**JOB:** Print the whole listing exactly.

**MATERIAL SHOWN:**
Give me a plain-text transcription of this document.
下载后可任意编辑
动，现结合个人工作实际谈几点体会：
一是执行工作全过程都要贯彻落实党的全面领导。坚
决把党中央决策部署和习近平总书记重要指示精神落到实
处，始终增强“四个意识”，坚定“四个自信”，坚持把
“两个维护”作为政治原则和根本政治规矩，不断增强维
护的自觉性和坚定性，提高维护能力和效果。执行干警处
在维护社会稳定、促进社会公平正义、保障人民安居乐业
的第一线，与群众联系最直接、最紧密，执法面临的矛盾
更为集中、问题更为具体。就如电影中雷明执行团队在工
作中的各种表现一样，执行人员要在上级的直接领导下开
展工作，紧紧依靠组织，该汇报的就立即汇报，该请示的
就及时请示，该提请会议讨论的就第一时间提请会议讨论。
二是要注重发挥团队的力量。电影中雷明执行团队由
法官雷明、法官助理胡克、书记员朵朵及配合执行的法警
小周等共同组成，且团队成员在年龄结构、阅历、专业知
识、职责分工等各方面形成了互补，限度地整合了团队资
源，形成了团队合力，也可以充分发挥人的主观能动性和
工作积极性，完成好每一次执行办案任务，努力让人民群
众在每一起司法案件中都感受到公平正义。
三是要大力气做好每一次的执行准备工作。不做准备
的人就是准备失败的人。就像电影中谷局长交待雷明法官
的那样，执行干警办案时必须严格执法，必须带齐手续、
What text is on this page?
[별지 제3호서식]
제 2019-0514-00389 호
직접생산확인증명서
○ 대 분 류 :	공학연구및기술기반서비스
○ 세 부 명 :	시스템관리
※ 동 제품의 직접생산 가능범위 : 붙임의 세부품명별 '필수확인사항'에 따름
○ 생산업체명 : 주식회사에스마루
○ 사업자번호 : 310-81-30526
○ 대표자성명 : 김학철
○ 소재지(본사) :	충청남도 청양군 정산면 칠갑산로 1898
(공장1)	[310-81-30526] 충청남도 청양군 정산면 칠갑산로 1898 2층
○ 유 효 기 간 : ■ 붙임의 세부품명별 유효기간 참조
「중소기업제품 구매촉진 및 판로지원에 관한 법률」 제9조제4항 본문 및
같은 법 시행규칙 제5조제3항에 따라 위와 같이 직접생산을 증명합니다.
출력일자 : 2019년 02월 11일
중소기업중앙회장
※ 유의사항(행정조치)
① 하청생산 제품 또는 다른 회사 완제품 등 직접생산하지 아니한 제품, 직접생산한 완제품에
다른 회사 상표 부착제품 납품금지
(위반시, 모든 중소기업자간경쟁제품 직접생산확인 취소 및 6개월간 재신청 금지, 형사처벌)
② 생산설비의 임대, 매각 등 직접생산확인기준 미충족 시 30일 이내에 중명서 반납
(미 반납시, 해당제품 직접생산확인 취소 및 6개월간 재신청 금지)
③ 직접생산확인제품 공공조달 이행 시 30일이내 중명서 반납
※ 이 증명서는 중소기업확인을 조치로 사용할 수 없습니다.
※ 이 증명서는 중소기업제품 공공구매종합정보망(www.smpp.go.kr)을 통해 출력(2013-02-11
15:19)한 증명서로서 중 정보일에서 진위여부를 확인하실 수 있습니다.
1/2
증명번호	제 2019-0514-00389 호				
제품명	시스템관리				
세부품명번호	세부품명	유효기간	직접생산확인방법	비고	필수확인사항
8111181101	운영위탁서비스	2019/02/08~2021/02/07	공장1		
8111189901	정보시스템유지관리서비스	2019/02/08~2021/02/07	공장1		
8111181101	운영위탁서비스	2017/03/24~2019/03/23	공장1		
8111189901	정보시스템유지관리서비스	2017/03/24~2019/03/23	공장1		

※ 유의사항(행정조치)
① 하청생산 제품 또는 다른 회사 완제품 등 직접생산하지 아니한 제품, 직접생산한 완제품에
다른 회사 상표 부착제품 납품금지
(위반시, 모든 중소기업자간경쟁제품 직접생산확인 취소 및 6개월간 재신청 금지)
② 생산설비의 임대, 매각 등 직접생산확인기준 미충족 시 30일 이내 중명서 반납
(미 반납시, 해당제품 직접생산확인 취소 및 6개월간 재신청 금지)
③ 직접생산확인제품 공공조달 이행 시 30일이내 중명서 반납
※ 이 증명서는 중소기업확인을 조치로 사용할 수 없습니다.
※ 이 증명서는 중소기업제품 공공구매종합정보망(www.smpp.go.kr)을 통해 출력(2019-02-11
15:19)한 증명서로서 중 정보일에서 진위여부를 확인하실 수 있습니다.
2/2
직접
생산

**THE REPLY:**
Give me a plain-text transcription of this document.
下载后可任意编辑
动，现结合个人工作实际谈几点体会：
一是执行工作全过程都要贯彻落实党的全面领导。坚
决把党中央决策部署和习近平总书记重要指示精神落到实
处，始终增强“四个意识”，坚定“四个自信”，坚持把
“两个维护”作为政治原则和根本政治规矩，不断增强维
护的自觉性和坚定性，提高维护能力和效果。执行干警处
在维护社会稳定、促进社会公平正义、保障人民安居乐业
的第一线，与群众联系最直接、最紧密，执法面临的矛盾
更为集中、问题更为具体。就如电影中雷明执行团队在工
作中的各种表现一样，执行人员要在上级的直接领导下开
展工作，紧紧依靠组织，该汇报的就立即汇报，该请示的
就及时请示，该提请会议讨论的就第一时间提请会议讨论。
二是要注重发挥团队的力量。电影中雷明执行团队由
法官雷明、法官助理胡克、书记员朵朵及配合执行的法警
小周等共同组成，且团队成员在年龄结构、阅历、专业知
识、职责分工等各方面形成了互补，限度地整合了团队资
源，形成了团队合力，也可以充分发挥人的主观能动性和
工作积极性，完成好每一次执行办案任务，努力让人民群
众在每一起司法案件中都感受到公平正义。
三是要大力气做好每一次的执行准备工作。不做准备
的人就是准备失败的人。就像电影中谷局长交待雷明法官
的那样，执行干警办案时必须严格执法，必须带齐手续、
What text is on this page?
[별지 제3호서식]
제 2019-0514-00389 호
직접생산확인증명서
○ 대 분 류 :	공학연구및기술기반서비스
○ 세 부 명 :	시스템관리
※ 동 제품의 직접생산 가능범위 : 붙임의 세부품명별 '필수확인사항'에 따름
○ 생산업체명 : 주식회사에스마루
○ 사업자번호 : 310-81-30526
○ 대표자성명 : 김학철
○ 소재지(본사) :	충청남도 청양군 정산면 칠갑산로 1898
(공장1)	[310-81-30526] 충청남도 청양군 정산면 칠갑산로 1898 2층
○ 유 효 기 간 : ■ 붙임의 세부품명별 유효기간 참조
「중소기업제품 구매촉진 및 판로지원에 관한 법률」 제9조제4항 본문 및
같은 법 시행규칙 제5조제3항에 따라 위와 같이 직접생산을 증명합니다.
출력일자 : 2019년 02월 11일
중소기업중앙회장
※ 유의사항(행정조치)
① 하청생산 제품 또는 다른 회사 완제품 등 직접생산하지 아니한 제품, 직접생산한 완제품에
다른 회사 상표 부착제품 납품금지
(위반시, 모든 중소기업자간경쟁제품 직접생산확인 취소 및 6개월간 재신청 금지, 형사처벌)
② 생산설비의 임대, 매각 등 직접생산확인기준 미충족 시 30일 이내에 중명서 반납
(미 반납시, 해당제품 직접생산확인 취소 및 6개월간 재신청 금지)
③ 직접생산확인제품 공공조달 이행 시 30일이내 중명서 반납
※ 이 증명서는 중소기업확인을 조치로 사용할 수 없습니다.
※ 이 증명서는 중소기업제품 공공구매종합정보망(www.smpp.go.kr)을 통해 출력(2013-02-11
15:19)한 증명서로서 중 정보일에서 진위여부를 확인하실 수 있습니다.
1/2
증명번호	제 2019-0514-00389 호				
제품명	시스템관리				
세부품명번호	세부품명	유효기간	직접생산확인방법	비고	필수확인사항
8111181101	운영위탁서비스	2019/02/08~2021/02/07	공장1		
8111189901	정보시스템유지관리서비스	2019/02/08~2021/02/07	공장1		
8111181101	운영위탁서비스	2017/03/24~2019/03/23	공장1		
8111189901	정보시스템유지관리서비스	2017/03/24~2019/03/23	공장1		

※ 유의사항(행정조치)
① 하청생산 제품 또는 다른 회사 완제품 등 직접생산하지 아니한 제품, 직접생산한 완제품에
다른 회사 상표 부착제품 납품금지
(위반시, 모든 중소기업자간경쟁제품 직접생산확인 취소 및 6개월간 재신청 금지)
② 생산설비의 임대, 매각 등 직접생산확인기준 미충족 시 30일 이내 중명서 반납
(미 반납시, 해당제품 직접생산확인 취소 및 6개월간 재신청 금지)
③ 직접생산확인제품 공공조달 이행 시 30일이내 중명서 반납
※ 이 증명서는 중소기업확인을 조치로 사용할 수 없습니다.
※ 이 증명서는 중소기업제품 공공구매종합정보망(www.smpp.go.kr)을 통해 출력(2019-02-11
15:19)한 증명서로서 중 정보일에서 진위여부를 확인하실 수 있습니다.
2/2
직접
생산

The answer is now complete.